- **Short exercise**:
Extract the listing in its entirety, keeping each line identical to the original.

- **Listed records**:
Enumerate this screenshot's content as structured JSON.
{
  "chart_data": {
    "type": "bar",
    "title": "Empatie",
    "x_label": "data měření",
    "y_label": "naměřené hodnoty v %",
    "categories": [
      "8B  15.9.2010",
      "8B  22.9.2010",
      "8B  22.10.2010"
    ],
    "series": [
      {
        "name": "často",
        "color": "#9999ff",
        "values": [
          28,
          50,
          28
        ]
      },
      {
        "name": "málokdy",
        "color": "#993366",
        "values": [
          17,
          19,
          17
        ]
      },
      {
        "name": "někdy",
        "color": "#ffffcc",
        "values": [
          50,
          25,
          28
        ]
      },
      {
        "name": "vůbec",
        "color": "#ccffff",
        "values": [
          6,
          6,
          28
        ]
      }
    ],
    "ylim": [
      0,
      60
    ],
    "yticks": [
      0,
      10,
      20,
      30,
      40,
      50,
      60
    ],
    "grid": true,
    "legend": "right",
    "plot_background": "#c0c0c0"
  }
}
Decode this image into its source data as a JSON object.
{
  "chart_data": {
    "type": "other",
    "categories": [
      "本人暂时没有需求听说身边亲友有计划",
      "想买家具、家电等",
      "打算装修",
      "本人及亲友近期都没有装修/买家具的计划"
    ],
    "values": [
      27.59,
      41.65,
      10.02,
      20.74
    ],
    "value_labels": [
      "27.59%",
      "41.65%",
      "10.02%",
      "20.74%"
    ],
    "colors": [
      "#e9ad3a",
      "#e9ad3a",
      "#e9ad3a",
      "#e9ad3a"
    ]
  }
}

- **Answer for the task**:
Enumerate this screenshot's content as structured JSON.
{
  "chart_data": {
    "type": "bar",
    "title": "Empatie",
    "x_label": "data měření",
    "y_label": "naměřené hodnoty v %",
    "categories": [
      "8B  15.9.2010",
      "8B  22.9.2010",
      "8B  22.10.2010"
    ],
    "series": [
      {
        "name": "často",
        "color": "#9999ff",
        "values": [
          28,
          50,
          28
        ]
      },
      {
        "name": "málokdy",
        "color": "#993366",
        "values": [
          17,
          19,
          17
        ]
      },
      {
        "name": "někdy",
        "color": "#ffffcc",
        "values": [
          50,
          25,
          28
        ]
      },
      {
        "name": "vůbec",
        "color": "#ccffff",
        "values": [
          6,
          6,
          28
        ]
      }
    ],
    "ylim": [
      0,
      60
    ],
    "yticks": [
      0,
      10,
      20,
      30,
      40,
      50,
      60
    ],
    "grid": true,
    "legend": "right",
    "plot_background": "#c0c0c0"
  }
}
Decode this image into its source data as a JSON object.
{
  "chart_data": {
    "type": "other",
    "categories": [
      "本人暂时没有需求听说身边亲友有计划",
      "想买家具、家电等",
      "打算装修",
      "本人及亲友近期都没有装修/买家具的计划"
    ],
    "values": [
      27.59,
      41.65,
      10.02,
      20.74
    ],
    "value_labels": [
      "27.59%",
      "41.65%",
      "10.02%",
      "20.74%"
    ],
    "colors": [
      "#e9ad3a",
      "#e9ad3a",
      "#e9ad3a",
      "#e9ad3a"
    ]
  }
}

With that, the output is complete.